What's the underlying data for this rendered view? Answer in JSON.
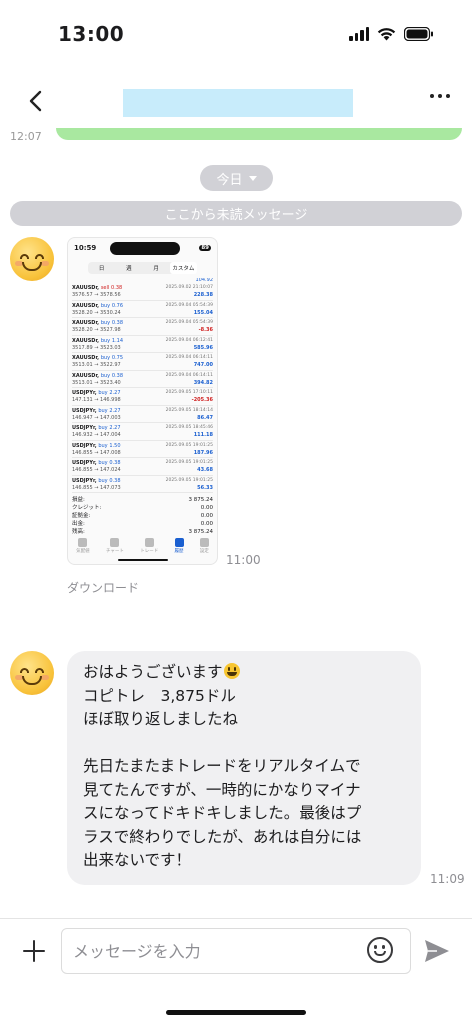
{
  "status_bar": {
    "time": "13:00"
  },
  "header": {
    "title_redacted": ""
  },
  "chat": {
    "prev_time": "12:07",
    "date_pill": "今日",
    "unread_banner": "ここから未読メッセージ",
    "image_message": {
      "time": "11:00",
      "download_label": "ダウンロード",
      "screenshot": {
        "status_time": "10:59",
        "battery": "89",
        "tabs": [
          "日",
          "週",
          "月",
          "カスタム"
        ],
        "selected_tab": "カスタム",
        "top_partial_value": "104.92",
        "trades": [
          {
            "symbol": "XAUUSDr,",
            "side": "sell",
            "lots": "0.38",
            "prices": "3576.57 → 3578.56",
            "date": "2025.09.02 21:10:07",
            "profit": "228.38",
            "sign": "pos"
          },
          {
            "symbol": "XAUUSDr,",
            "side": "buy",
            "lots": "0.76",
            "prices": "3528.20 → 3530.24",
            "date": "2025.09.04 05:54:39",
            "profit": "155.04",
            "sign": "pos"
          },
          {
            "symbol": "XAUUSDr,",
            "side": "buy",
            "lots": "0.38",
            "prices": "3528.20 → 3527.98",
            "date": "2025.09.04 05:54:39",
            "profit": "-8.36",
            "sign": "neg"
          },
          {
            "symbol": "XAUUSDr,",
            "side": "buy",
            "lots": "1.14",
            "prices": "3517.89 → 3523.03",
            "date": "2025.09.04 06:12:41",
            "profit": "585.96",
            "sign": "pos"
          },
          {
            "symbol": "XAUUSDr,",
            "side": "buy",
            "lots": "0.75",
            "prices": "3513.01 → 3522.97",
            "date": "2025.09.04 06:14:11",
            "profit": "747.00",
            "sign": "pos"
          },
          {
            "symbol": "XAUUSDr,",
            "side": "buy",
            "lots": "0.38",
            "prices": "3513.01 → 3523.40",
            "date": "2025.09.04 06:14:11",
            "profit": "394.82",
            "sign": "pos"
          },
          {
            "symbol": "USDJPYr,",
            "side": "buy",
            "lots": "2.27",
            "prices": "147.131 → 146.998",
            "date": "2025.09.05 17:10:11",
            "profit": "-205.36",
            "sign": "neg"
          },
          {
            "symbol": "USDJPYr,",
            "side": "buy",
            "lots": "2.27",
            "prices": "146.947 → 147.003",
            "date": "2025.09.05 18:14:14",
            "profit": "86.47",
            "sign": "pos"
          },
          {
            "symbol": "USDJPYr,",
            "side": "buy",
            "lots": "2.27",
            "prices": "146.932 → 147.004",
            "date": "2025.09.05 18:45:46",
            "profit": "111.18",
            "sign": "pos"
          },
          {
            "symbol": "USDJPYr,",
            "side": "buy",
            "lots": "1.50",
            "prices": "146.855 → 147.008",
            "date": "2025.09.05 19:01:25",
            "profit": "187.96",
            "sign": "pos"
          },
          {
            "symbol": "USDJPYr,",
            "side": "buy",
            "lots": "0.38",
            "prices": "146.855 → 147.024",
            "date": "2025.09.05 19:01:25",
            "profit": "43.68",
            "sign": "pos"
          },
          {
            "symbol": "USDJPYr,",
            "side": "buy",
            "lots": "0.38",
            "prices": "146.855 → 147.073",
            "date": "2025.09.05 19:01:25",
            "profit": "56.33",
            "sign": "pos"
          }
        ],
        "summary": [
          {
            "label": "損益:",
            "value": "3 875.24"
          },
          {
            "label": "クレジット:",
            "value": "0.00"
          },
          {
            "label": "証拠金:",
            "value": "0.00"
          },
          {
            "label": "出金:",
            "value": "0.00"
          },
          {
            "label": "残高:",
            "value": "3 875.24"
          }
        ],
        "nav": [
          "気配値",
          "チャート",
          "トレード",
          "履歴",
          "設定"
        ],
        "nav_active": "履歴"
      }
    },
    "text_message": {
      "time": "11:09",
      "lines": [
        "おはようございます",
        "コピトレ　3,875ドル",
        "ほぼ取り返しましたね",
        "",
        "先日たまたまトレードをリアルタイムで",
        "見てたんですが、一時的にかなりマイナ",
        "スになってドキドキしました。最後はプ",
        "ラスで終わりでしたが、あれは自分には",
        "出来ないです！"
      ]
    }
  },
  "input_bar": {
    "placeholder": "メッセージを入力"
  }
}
##########
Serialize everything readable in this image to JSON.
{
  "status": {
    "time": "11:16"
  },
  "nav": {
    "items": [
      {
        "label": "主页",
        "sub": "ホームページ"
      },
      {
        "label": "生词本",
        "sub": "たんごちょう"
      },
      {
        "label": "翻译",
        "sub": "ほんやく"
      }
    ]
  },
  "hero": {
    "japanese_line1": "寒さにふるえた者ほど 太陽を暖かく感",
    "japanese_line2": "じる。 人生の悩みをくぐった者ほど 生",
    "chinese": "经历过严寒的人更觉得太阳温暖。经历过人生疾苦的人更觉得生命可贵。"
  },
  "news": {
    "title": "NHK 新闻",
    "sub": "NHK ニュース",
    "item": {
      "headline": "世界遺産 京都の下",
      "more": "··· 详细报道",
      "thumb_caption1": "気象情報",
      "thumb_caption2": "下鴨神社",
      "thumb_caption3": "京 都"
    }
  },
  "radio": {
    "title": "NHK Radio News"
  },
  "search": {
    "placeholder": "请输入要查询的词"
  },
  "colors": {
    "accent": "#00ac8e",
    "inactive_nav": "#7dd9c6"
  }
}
##########
What is asked
Note each line of the entries that has "placeholder" in it, and copy those lines.

Complete output
    "placeholder": "メッセージを入力"
    "placeholder": "请输入要查询的词"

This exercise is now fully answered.